▸ Exercise brief: Of the lines in the records that follow, how many include the word "washer"? Answer with a bare number.

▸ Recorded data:
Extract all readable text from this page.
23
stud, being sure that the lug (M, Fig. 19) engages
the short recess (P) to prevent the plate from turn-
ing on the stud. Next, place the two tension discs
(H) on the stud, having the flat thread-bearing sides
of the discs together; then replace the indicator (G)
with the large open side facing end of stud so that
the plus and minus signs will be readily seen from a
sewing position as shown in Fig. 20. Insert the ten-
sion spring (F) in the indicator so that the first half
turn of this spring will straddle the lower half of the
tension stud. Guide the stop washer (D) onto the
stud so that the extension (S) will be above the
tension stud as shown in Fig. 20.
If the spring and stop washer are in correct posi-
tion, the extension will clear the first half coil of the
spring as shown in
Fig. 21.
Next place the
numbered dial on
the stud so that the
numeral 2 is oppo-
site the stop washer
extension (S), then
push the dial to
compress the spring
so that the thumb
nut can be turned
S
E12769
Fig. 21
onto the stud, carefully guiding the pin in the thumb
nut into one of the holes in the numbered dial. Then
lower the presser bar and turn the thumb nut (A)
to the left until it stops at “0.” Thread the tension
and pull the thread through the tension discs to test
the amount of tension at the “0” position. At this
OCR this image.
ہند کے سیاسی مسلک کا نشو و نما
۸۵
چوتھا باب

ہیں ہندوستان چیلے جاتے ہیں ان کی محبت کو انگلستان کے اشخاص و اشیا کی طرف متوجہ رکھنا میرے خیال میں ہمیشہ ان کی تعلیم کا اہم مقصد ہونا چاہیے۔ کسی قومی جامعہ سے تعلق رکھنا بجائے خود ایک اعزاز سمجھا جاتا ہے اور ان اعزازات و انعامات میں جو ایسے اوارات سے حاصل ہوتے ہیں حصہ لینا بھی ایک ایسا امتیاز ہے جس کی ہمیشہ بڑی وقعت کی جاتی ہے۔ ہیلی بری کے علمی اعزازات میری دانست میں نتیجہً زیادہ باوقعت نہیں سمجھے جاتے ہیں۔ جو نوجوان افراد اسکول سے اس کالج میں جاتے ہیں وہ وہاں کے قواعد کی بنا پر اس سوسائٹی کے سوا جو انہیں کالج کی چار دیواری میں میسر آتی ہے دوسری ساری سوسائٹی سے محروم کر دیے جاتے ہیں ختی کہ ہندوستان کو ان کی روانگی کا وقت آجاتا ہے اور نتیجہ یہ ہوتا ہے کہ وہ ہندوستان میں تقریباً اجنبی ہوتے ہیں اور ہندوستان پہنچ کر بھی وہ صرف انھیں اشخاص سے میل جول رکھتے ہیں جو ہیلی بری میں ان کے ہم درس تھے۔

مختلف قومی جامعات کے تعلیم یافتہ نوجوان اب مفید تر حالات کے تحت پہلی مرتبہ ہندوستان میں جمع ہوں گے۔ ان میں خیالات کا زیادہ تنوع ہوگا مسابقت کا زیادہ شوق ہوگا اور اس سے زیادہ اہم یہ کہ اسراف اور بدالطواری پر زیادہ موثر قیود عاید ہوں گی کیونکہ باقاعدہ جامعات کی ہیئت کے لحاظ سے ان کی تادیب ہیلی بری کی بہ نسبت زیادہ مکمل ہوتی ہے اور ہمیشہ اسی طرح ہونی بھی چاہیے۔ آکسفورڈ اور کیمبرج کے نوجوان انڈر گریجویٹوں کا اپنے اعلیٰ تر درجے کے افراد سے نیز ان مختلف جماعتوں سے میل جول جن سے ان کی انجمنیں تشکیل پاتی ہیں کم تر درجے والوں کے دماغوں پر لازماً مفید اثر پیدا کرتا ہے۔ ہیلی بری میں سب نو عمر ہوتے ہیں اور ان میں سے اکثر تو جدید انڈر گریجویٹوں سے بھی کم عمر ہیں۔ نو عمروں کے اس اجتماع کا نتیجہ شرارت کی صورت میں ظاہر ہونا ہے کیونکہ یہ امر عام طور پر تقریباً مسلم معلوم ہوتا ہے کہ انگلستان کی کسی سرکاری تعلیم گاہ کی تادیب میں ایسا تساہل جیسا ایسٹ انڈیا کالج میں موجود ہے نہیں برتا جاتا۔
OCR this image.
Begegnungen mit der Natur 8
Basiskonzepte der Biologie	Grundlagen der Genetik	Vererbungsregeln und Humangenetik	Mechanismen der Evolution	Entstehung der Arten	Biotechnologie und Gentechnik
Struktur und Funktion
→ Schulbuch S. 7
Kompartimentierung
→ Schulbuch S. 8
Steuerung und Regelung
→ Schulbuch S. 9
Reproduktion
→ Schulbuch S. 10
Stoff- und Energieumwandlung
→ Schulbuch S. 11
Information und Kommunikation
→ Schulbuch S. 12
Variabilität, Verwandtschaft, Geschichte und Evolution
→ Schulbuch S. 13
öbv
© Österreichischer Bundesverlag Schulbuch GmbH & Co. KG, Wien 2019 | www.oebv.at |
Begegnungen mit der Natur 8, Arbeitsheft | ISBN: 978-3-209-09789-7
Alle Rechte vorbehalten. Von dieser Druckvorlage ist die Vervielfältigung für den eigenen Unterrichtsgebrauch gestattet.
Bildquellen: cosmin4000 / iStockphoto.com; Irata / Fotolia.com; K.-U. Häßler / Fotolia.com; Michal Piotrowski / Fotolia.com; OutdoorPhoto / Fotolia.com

▸ Solution to this problem: 3